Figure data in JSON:
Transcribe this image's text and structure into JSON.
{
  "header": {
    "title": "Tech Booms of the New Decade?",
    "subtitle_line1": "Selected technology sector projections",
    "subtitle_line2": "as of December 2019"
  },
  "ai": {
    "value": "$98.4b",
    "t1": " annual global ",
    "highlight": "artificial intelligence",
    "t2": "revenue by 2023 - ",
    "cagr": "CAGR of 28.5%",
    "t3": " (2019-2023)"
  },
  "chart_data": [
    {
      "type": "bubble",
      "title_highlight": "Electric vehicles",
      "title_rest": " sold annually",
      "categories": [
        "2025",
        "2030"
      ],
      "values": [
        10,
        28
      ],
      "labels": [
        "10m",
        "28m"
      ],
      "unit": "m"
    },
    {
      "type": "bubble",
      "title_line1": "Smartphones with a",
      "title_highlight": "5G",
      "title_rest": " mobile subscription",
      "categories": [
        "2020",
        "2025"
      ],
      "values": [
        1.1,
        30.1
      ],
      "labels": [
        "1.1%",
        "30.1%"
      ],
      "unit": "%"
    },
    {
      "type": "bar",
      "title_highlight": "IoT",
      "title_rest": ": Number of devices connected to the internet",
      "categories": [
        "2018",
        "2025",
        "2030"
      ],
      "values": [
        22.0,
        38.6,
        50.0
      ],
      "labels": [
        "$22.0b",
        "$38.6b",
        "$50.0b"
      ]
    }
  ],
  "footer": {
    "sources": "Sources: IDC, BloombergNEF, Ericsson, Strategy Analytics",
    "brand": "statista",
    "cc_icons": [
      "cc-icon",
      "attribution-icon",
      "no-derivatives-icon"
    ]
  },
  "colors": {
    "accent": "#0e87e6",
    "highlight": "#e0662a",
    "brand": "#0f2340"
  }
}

What the task asks => Transcribe each entry precisely, missing none.

Exercise solution =>
Transcribe this image's text and structure into JSON.
{
  "header": {
    "title": "Tech Booms of the New Decade?",
    "subtitle_line1": "Selected technology sector projections",
    "subtitle_line2": "as of December 2019"
  },
  "ai": {
    "value": "$98.4b",
    "t1": " annual global ",
    "highlight": "artificial intelligence",
    "t2": "revenue by 2023 - ",
    "cagr": "CAGR of 28.5%",
    "t3": " (2019-2023)"
  },
  "chart_data": [
    {
      "type": "bubble",
      "title_highlight": "Electric vehicles",
      "title_rest": " sold annually",
      "categories": [
        "2025",
        "2030"
      ],
      "values": [
        10,
        28
      ],
      "labels": [
        "10m",
        "28m"
      ],
      "unit": "m"
    },
    {
      "type": "bubble",
      "title_line1": "Smartphones with a",
      "title_highlight": "5G",
      "title_rest": " mobile subscription",
      "categories": [
        "2020",
        "2025"
      ],
      "values": [
        1.1,
        30.1
      ],
      "labels": [
        "1.1%",
        "30.1%"
      ],
      "unit": "%"
    },
    {
      "type": "bar",
      "title_highlight": "IoT",
      "title_rest": ": Number of devices connected to the internet",
      "categories": [
        "2018",
        "2025",
        "2030"
      ],
      "values": [
        22.0,
        38.6,
        50.0
      ],
      "labels": [
        "$22.0b",
        "$38.6b",
        "$50.0b"
      ]
    }
  ],
  "footer": {
    "sources": "Sources: IDC, BloombergNEF, Ericsson, Strategy Analytics",
    "brand": "statista",
    "cc_icons": [
      "cc-icon",
      "attribution-icon",
      "no-derivatives-icon"
    ]
  },
  "colors": {
    "accent": "#0e87e6",
    "highlight": "#e0662a",
    "brand": "#0f2340"
  }
}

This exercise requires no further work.